**Brief**
Any pictures in the records below should be skipped; write out everything else exactly.

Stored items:
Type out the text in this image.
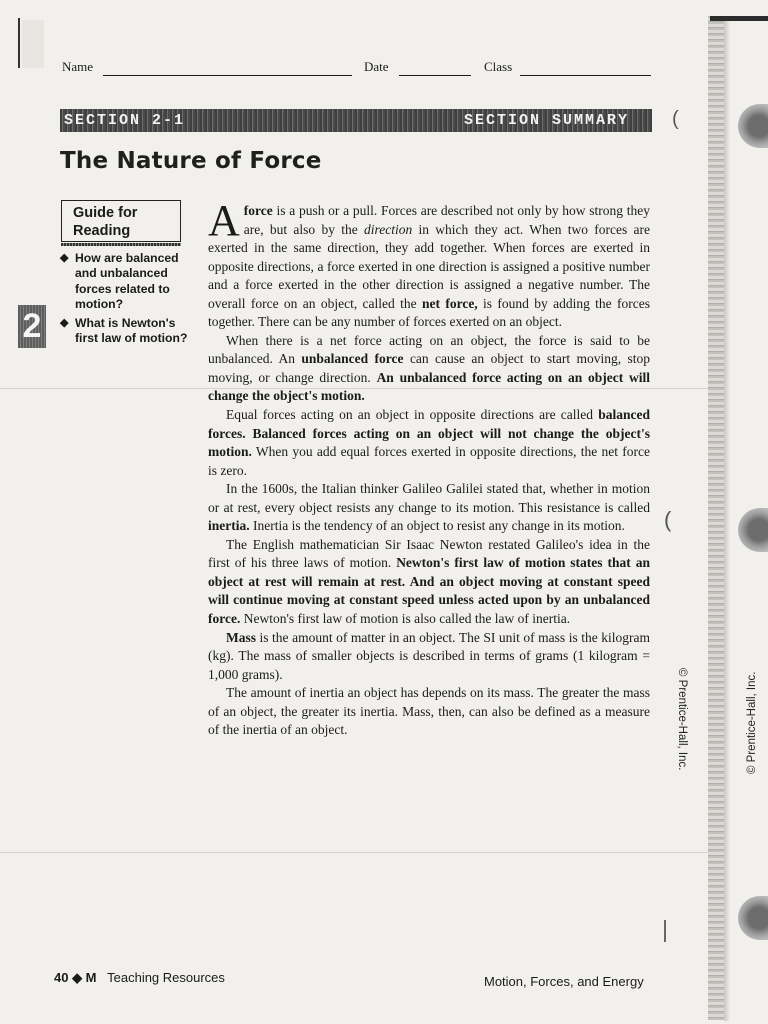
Name	Date	Class
SECTION 2-1	SECTION SUMMARY (
(
The Nature of Force
Guide for
Reading
◆ How are balanced and unbalanced forces related to motion?
◆ What is Newton's first law of motion?
2

A force is a push or a pull. Forces are described not only by how strong they are, but also by the direction in which they act. When two forces are exerted in the same direction, they add together. When forces are exerted in opposite directions, a force exerted in one direction is assigned a positive number and a force exerted in the other direction is assigned a negative number. The overall force on an object, called the net force, is found by adding the forces together. There can be any number of forces exerted on an object.

When there is a net force acting on an object, the force is said to be unbalanced. An unbalanced force can cause an object to start moving, stop moving, or change direction. An unbalanced force acting on an object will change the object's motion.

Equal forces acting on an object in opposite directions are called balanced forces. Balanced forces acting on an object will not change the object's motion. When you add equal forces exerted in opposite directions, the net force is zero.

In the 1600s, the Italian thinker Galileo Galilei stated that, whether in motion or at rest, every object resists any change to its motion. This resistance is called inertia. Inertia is the tendency of an object to resist any change in its motion.

The English mathematician Sir Isaac Newton restated Galileo's idea in the first of his three laws of motion. Newton's first law of motion states that an object at rest will remain at rest. And an object moving at constant speed will continue moving at constant speed unless acted upon by an unbalanced force. Newton's first law of motion is also called the law of inertia.

Mass is the amount of matter in an object. The SI unit of mass is the kilogram (kg). The mass of smaller objects is described in terms of grams (1 kilogram = 1,000 grams).

The amount of inertia an object has depends on its mass. The greater the mass of an object, the greater its inertia. Mass, then, can also be defined as a measure of the inertia of an object.	© Prentice-Hall, Inc.	© Prentice-Hall, Inc.
40 ◆ M Teaching Resources	Motion, Forces, and Energy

**Exercise result**
Type out the text in this image.
Name	Date	Class
SECTION 2-1	SECTION SUMMARY (
(
The Nature of Force
Guide for
Reading
◆ How are balanced and unbalanced forces related to motion?
◆ What is Newton's first law of motion?
2

A force is a push or a pull. Forces are described not only by how strong they are, but also by the direction in which they act. When two forces are exerted in the same direction, they add together. When forces are exerted in opposite directions, a force exerted in one direction is assigned a positive number and a force exerted in the other direction is assigned a negative number. The overall force on an object, called the net force, is found by adding the forces together. There can be any number of forces exerted on an object.

When there is a net force acting on an object, the force is said to be unbalanced. An unbalanced force can cause an object to start moving, stop moving, or change direction. An unbalanced force acting on an object will change the object's motion.

Equal forces acting on an object in opposite directions are called balanced forces. Balanced forces acting on an object will not change the object's motion. When you add equal forces exerted in opposite directions, the net force is zero.

In the 1600s, the Italian thinker Galileo Galilei stated that, whether in motion or at rest, every object resists any change to its motion. This resistance is called inertia. Inertia is the tendency of an object to resist any change in its motion.

The English mathematician Sir Isaac Newton restated Galileo's idea in the first of his three laws of motion. Newton's first law of motion states that an object at rest will remain at rest. And an object moving at constant speed will continue moving at constant speed unless acted upon by an unbalanced force. Newton's first law of motion is also called the law of inertia.

Mass is the amount of matter in an object. The SI unit of mass is the kilogram (kg). The mass of smaller objects is described in terms of grams (1 kilogram = 1,000 grams).

The amount of inertia an object has depends on its mass. The greater the mass of an object, the greater its inertia. Mass, then, can also be defined as a measure of the inertia of an object.	© Prentice-Hall, Inc.	© Prentice-Hall, Inc.
40 ◆ M Teaching Resources	Motion, Forces, and Energy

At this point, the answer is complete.